- **Goal of the exercise**: Write out all the rows again, switching "value-cell" to "data-cell" wherever it appears and changing nothing else. Leave the pictures out of your answer.
++++ Material shown
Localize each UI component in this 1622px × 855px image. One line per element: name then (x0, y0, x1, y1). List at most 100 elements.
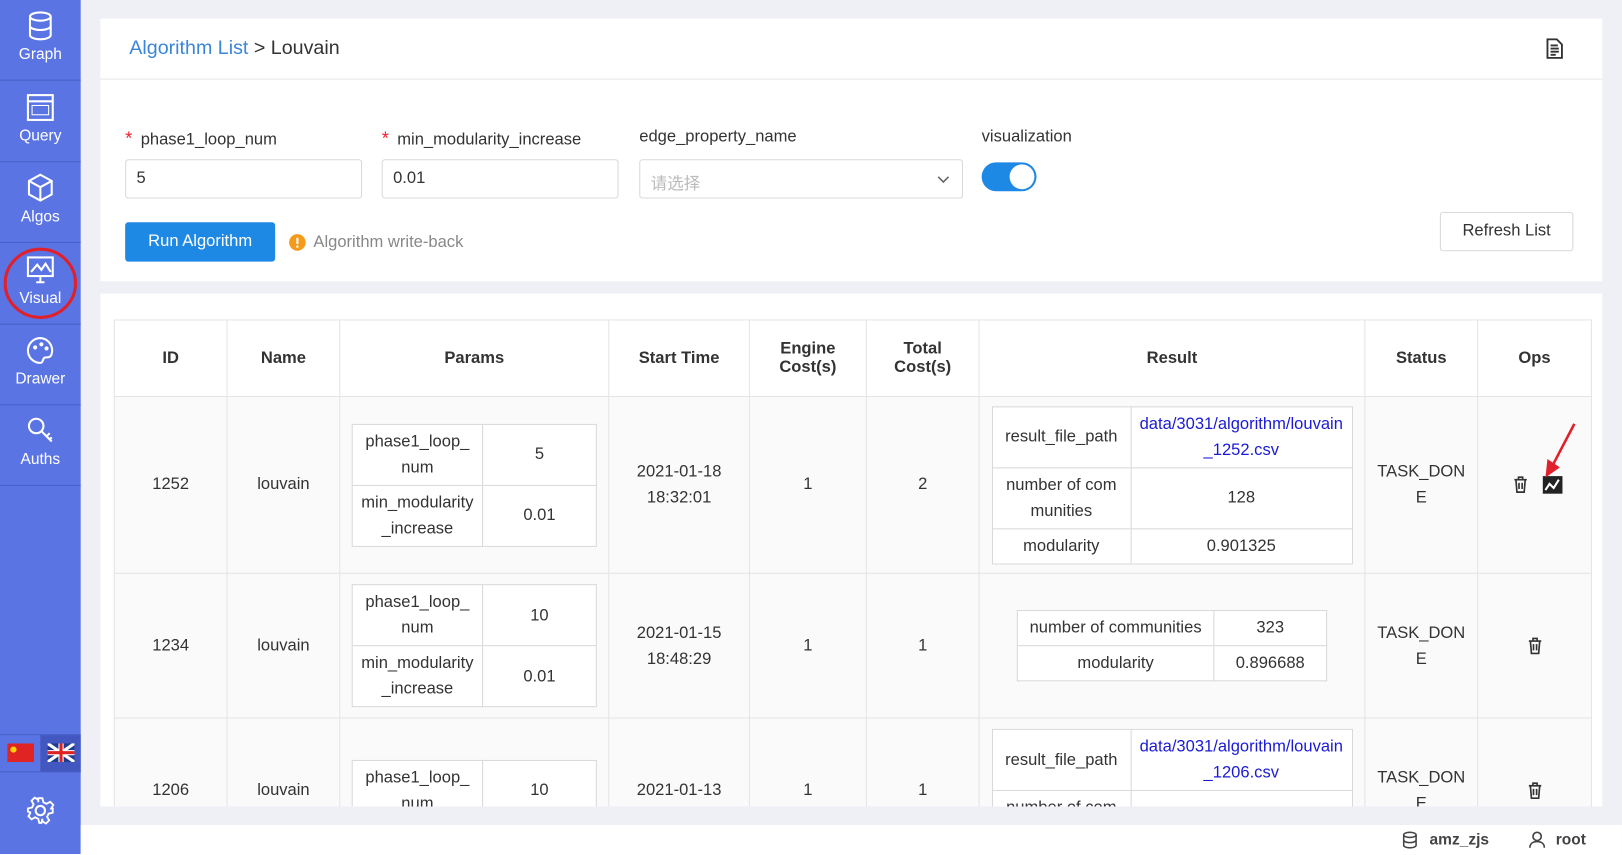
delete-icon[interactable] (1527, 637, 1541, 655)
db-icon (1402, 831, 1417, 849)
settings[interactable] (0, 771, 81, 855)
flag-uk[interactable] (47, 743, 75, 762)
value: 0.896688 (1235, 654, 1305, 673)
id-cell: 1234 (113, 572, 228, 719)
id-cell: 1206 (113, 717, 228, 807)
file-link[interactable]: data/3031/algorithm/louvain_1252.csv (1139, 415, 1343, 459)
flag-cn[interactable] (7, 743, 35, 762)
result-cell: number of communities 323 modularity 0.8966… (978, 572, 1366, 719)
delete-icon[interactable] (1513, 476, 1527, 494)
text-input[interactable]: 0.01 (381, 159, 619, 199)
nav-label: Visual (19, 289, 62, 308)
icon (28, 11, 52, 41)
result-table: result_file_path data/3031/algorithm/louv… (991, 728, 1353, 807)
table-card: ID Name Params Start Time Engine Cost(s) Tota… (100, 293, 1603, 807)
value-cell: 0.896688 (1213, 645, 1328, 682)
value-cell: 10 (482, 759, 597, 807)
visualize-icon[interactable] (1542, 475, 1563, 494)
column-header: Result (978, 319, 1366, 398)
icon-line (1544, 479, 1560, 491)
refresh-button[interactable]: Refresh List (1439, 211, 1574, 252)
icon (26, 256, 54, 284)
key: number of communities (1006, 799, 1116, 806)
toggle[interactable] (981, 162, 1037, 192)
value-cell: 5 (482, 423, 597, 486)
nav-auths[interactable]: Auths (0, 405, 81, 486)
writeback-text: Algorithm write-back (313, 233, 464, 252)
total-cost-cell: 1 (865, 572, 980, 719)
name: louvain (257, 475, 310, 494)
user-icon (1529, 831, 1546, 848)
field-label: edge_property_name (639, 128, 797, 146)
++++++++
- **Answer to this exercise**:
Localize each UI component in this 1622px × 855px image. One line per element: name then (x0, y0, x1, y1). List at most 100 elements.
delete-icon[interactable] (1527, 637, 1541, 655)
db-icon (1402, 831, 1417, 849)
settings[interactable] (0, 771, 81, 855)
flag-uk[interactable] (47, 743, 75, 762)
value: 0.896688 (1235, 654, 1305, 673)
id-cell: 1234 (113, 572, 228, 719)
id-cell: 1206 (113, 717, 228, 807)
file-link[interactable]: data/3031/algorithm/louvain_1252.csv (1139, 415, 1343, 459)
flag-cn[interactable] (7, 743, 35, 762)
result-cell: number of communities 323 modularity 0.8966… (978, 572, 1366, 719)
delete-icon[interactable] (1513, 476, 1527, 494)
text-input[interactable]: 0.01 (381, 159, 619, 199)
nav-label: Visual (19, 289, 62, 308)
icon (28, 11, 52, 41)
result-table: result_file_path data/3031/algorithm/louv… (991, 728, 1353, 807)
table-card: ID Name Params Start Time Engine Cost(s) Tota… (100, 293, 1603, 807)
data-cell: 0.896688 (1213, 645, 1328, 682)
data-cell: 10 (482, 759, 597, 807)
visualize-icon[interactable] (1542, 475, 1563, 494)
column-header: Result (978, 319, 1366, 398)
icon-line (1544, 479, 1560, 491)
refresh-button[interactable]: Refresh List (1439, 211, 1574, 252)
icon (26, 256, 54, 284)
key: number of communities (1006, 799, 1116, 806)
toggle[interactable] (981, 162, 1037, 192)
data-cell: 5 (482, 423, 597, 486)
nav-auths[interactable]: Auths (0, 405, 81, 486)
writeback-text: Algorithm write-back (313, 233, 464, 252)
total-cost-cell: 1 (865, 572, 980, 719)
name: louvain (257, 475, 310, 494)
user-icon (1529, 831, 1546, 848)
field-label: edge_property_name (639, 128, 797, 146)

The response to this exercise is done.